[Goal] Isolate every line in the records below with "Highest" in it.

[Supplied records]

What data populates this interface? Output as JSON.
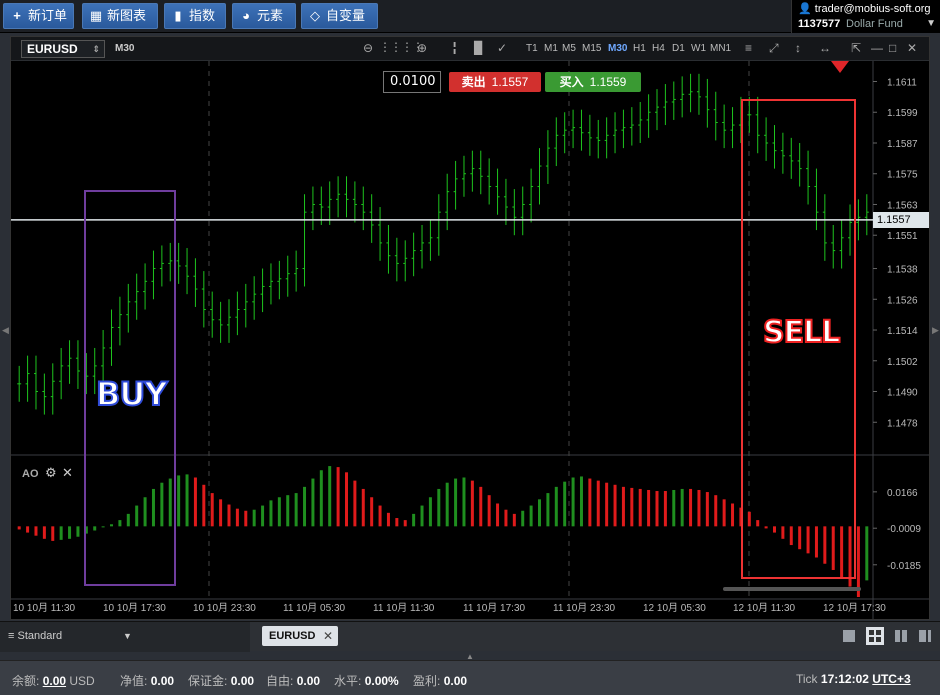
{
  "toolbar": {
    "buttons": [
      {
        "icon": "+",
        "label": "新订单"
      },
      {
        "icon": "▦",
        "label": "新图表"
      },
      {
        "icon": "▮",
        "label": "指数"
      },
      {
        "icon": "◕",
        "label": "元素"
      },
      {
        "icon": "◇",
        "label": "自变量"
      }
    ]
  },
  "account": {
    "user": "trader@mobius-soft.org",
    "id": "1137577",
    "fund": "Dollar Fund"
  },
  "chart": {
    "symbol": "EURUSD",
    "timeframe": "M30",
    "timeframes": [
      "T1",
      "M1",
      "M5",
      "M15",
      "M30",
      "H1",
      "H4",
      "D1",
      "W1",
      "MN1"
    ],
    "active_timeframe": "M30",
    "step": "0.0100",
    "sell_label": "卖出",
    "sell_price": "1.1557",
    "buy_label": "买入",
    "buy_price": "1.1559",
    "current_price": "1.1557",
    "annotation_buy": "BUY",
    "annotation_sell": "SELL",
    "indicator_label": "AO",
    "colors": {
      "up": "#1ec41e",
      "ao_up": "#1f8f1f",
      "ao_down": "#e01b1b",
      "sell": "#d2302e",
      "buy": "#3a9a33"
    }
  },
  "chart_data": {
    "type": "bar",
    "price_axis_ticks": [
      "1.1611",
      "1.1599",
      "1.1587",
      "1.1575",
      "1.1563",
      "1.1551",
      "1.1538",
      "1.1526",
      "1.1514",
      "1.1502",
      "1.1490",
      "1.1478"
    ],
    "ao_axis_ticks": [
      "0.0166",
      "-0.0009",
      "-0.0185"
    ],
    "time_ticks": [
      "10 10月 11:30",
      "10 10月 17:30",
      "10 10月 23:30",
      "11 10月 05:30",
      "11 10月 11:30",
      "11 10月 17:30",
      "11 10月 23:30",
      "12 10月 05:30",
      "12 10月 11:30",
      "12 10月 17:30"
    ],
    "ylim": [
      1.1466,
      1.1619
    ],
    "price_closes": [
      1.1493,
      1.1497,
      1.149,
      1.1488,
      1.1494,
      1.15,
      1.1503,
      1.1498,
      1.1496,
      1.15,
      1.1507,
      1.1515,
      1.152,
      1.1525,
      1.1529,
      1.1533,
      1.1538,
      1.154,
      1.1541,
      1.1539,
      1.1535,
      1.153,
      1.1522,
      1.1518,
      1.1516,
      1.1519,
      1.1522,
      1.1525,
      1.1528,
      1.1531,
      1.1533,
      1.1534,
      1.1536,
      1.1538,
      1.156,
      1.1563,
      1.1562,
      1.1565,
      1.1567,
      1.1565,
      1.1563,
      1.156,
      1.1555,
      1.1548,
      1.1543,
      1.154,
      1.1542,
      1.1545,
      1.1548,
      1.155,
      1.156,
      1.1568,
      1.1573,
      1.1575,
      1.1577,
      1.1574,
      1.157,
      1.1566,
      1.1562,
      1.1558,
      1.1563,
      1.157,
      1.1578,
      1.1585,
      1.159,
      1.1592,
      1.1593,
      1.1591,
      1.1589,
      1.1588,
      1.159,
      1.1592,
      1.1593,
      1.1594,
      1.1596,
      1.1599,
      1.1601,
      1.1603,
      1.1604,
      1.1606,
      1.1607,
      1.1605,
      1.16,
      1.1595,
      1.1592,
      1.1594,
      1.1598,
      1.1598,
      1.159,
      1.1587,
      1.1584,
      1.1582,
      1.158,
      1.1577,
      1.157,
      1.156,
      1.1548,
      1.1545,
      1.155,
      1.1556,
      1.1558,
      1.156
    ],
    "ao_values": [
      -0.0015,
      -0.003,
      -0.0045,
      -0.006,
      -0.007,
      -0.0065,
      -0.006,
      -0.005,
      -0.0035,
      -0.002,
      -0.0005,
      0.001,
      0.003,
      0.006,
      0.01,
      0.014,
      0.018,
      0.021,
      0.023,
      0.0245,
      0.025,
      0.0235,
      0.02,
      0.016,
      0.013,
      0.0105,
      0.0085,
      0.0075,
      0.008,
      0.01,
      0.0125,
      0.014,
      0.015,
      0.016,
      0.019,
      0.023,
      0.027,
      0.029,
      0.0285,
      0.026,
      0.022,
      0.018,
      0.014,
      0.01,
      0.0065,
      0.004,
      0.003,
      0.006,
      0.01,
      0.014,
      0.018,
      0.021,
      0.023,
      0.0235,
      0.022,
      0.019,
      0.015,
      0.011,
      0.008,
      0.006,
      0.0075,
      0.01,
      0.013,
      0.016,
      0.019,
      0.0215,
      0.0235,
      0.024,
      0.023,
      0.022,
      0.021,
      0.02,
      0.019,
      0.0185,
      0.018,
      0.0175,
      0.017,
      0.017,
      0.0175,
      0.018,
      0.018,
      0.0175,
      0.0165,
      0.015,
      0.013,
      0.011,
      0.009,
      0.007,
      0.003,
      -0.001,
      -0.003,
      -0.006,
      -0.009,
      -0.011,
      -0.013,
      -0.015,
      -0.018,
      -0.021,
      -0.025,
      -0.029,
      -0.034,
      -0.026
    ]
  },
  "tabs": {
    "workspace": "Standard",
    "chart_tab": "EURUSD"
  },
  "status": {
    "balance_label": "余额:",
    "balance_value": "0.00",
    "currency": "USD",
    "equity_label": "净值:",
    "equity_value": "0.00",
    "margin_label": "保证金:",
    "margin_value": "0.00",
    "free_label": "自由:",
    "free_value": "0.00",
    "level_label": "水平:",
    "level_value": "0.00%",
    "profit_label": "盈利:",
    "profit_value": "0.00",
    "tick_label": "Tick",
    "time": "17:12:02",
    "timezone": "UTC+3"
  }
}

---

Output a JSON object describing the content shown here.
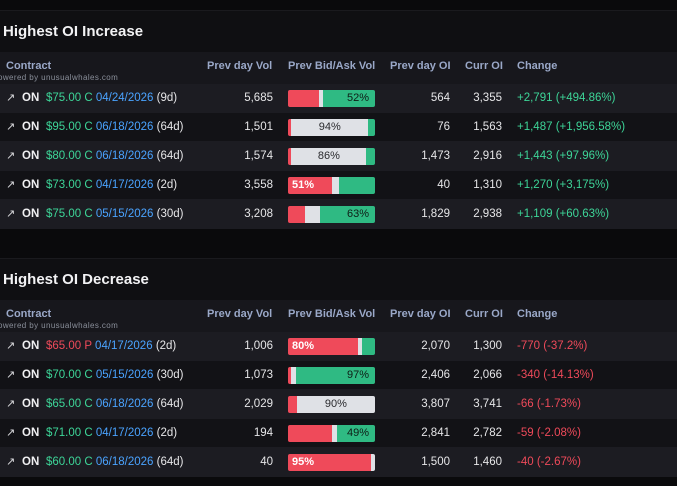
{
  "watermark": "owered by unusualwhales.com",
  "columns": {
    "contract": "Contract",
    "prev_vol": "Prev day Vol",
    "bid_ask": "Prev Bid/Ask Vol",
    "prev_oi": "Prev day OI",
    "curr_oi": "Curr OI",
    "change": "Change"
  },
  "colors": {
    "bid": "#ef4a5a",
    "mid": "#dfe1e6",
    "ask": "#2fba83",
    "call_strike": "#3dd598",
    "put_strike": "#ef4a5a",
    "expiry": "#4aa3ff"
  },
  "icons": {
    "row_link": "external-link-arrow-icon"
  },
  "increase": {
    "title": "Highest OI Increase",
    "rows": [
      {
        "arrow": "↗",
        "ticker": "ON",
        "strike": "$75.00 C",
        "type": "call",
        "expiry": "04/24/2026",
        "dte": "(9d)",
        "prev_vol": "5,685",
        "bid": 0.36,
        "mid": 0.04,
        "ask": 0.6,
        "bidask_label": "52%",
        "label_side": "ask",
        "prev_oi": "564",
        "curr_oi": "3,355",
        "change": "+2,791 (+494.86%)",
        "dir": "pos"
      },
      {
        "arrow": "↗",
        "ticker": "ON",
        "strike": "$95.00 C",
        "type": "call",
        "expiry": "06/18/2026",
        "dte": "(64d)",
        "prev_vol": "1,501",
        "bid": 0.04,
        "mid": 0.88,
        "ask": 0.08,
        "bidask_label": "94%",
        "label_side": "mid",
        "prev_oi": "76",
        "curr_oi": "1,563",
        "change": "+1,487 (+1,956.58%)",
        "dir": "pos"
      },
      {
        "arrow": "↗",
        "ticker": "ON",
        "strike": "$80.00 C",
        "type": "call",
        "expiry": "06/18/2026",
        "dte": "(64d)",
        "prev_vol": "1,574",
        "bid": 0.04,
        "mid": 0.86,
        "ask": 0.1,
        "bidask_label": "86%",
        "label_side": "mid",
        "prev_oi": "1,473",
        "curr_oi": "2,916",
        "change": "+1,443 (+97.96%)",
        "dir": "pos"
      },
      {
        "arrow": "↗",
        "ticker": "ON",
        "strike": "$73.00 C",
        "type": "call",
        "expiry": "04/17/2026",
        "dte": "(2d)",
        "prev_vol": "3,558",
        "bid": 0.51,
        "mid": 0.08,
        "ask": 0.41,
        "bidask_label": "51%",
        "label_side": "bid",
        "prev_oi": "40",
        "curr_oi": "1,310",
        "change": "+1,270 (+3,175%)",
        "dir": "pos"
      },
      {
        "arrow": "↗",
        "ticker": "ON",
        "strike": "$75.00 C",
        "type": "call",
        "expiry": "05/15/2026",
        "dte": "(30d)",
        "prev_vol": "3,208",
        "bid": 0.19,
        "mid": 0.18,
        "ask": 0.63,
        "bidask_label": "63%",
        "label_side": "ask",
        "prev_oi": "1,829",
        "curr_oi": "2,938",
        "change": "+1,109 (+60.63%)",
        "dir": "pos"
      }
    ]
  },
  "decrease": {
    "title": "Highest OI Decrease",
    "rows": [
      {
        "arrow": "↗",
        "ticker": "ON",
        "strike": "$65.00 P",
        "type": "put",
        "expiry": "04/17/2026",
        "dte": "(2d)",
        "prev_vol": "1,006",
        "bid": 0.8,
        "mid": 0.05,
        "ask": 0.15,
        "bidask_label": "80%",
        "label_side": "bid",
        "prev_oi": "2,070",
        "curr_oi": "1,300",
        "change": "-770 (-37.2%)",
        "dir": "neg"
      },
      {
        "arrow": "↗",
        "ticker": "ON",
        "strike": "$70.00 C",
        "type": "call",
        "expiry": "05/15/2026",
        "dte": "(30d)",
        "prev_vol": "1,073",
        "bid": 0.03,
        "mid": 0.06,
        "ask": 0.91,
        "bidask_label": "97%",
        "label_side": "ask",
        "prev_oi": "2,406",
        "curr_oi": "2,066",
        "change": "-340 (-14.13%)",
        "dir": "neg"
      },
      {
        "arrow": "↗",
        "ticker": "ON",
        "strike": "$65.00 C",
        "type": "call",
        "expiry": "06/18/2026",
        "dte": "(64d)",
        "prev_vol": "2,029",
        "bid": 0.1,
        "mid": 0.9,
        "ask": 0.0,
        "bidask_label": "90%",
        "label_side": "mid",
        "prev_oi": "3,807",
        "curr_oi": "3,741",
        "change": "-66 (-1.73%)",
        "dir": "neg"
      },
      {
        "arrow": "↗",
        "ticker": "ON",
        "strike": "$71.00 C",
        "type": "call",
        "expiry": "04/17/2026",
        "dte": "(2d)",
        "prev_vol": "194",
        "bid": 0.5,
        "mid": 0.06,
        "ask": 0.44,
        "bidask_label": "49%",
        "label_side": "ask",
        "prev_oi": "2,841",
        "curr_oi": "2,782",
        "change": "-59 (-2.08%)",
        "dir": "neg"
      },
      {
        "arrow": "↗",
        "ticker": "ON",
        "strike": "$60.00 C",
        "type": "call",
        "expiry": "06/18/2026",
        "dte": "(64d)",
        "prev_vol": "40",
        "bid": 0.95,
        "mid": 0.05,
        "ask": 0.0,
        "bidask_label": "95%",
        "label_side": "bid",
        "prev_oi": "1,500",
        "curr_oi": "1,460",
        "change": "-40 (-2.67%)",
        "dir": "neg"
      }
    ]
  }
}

==

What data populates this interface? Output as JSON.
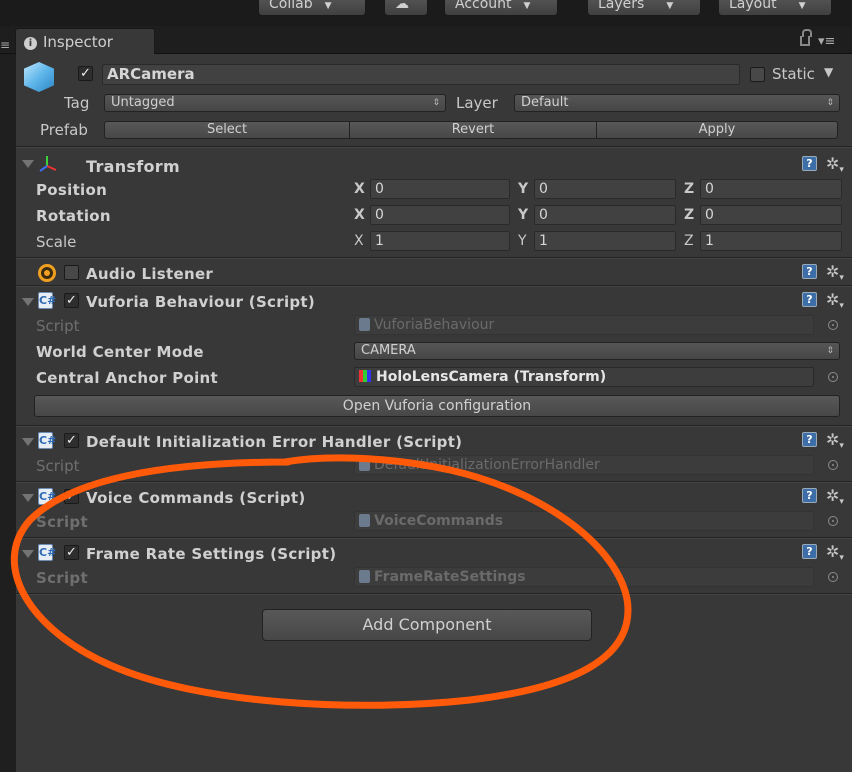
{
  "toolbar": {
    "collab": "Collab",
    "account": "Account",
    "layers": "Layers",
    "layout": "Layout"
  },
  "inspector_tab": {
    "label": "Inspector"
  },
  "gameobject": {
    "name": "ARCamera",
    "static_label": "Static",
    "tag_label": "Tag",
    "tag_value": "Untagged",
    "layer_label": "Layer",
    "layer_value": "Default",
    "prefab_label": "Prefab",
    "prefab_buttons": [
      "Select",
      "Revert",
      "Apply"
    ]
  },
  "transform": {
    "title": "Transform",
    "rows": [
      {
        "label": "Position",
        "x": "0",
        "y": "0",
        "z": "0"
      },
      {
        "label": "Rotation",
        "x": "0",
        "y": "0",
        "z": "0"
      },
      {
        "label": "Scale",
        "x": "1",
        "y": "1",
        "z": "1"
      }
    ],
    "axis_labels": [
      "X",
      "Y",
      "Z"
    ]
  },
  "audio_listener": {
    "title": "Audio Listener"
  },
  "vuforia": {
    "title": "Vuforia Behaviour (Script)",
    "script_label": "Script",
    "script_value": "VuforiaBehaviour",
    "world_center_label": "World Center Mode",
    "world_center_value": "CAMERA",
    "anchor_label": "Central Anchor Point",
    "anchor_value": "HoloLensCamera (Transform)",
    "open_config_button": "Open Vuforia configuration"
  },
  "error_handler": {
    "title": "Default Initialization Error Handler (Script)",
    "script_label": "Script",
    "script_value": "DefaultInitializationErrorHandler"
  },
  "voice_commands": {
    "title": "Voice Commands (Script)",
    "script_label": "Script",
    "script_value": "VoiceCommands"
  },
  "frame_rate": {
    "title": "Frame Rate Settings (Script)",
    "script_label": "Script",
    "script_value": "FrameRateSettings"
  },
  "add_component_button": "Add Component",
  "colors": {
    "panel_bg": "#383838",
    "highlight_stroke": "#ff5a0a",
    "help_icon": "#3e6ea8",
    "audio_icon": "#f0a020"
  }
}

[Result of the exercise]
    "title": "Highest OI Increase",
    "title": "Highest OI Decrease",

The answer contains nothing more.